### What this task involves:
Search the records for the word "into" and pick out every line that has it.

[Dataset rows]

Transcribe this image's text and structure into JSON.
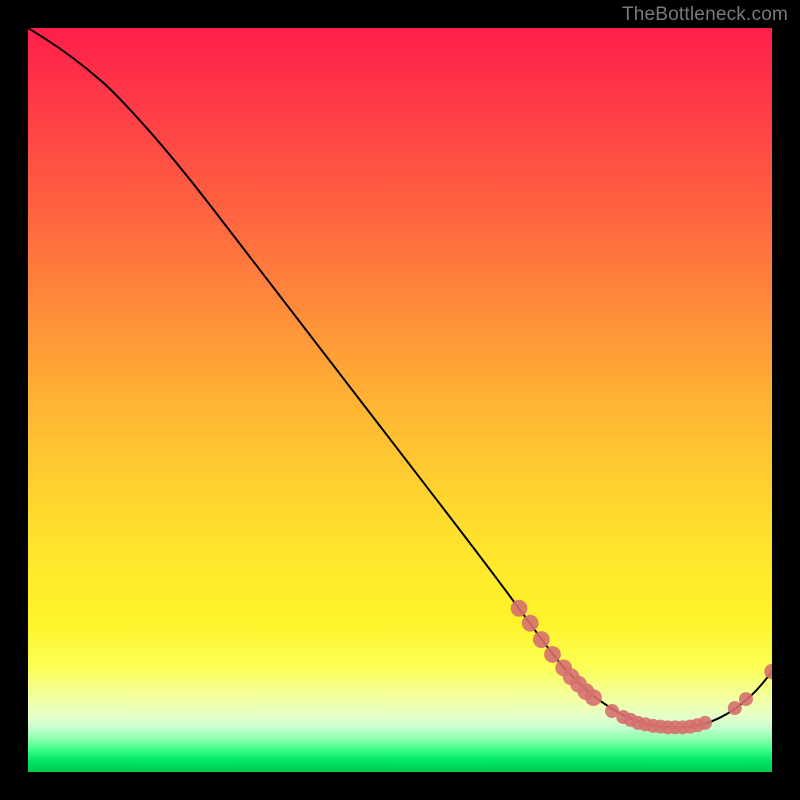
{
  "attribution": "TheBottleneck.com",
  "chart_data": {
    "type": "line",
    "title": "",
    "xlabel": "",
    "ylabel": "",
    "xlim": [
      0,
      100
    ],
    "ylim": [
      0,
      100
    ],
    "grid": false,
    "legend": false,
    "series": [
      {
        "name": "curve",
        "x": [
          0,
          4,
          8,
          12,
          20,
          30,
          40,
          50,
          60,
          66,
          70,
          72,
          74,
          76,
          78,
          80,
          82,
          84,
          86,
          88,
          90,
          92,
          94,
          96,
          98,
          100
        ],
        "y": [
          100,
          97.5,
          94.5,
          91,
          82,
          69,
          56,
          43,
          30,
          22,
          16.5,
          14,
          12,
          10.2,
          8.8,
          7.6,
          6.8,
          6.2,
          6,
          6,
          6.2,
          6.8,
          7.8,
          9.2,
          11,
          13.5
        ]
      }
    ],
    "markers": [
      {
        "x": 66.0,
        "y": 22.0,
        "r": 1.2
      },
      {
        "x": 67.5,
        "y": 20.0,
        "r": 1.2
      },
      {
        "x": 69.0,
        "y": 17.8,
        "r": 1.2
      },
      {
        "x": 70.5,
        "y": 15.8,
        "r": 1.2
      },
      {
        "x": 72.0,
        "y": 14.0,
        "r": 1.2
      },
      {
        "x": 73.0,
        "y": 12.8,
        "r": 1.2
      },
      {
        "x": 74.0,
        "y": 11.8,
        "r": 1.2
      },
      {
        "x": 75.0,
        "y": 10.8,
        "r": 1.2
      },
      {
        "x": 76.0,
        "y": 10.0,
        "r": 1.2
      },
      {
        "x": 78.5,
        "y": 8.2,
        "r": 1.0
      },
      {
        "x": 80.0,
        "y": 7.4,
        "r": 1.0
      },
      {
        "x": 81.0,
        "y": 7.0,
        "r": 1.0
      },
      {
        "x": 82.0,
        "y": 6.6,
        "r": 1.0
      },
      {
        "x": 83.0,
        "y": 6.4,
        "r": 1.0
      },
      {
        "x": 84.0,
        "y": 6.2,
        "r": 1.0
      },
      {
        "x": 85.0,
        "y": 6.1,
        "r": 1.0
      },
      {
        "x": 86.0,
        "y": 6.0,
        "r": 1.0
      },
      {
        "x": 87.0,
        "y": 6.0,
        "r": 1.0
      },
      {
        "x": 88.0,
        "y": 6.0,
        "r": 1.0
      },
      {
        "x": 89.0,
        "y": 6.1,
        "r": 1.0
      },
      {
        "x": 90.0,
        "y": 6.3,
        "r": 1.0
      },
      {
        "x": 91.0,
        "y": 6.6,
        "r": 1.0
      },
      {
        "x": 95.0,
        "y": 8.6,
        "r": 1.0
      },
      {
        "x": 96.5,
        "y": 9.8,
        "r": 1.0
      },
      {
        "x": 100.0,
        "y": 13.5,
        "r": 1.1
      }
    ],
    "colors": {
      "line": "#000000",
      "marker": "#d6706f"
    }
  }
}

...

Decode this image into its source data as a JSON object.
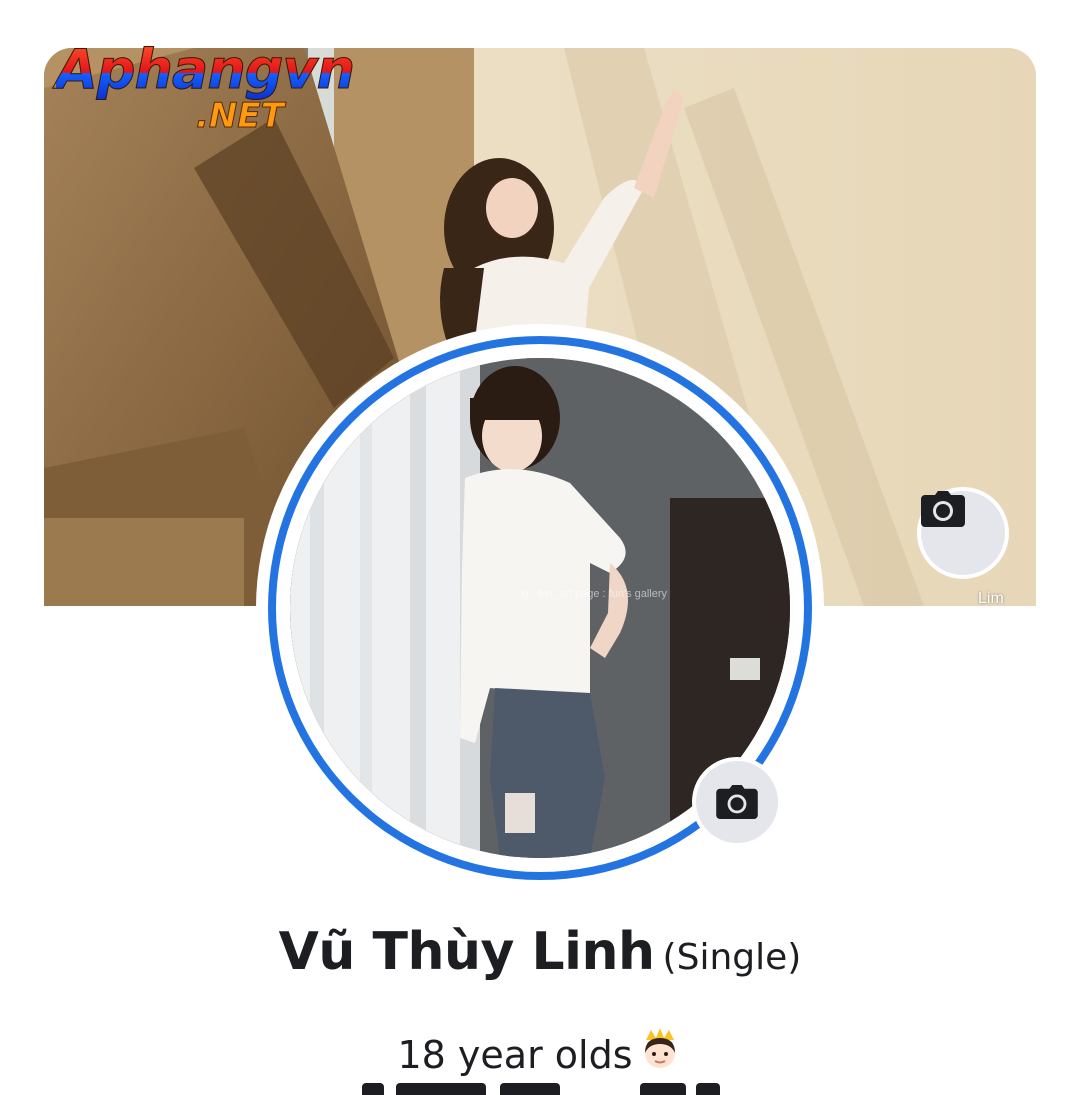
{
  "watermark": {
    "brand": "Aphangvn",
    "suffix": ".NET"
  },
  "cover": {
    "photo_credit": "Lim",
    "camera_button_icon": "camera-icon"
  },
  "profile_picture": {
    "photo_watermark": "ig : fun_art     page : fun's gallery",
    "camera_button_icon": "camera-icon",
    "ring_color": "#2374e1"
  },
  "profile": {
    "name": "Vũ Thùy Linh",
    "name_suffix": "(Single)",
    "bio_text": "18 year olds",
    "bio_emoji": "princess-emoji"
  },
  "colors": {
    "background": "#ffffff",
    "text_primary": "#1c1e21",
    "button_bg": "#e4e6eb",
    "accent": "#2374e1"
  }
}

### The completed task:
Transcribe this image's text and structure into JSON.
Decode this image into its source data as a JSON object.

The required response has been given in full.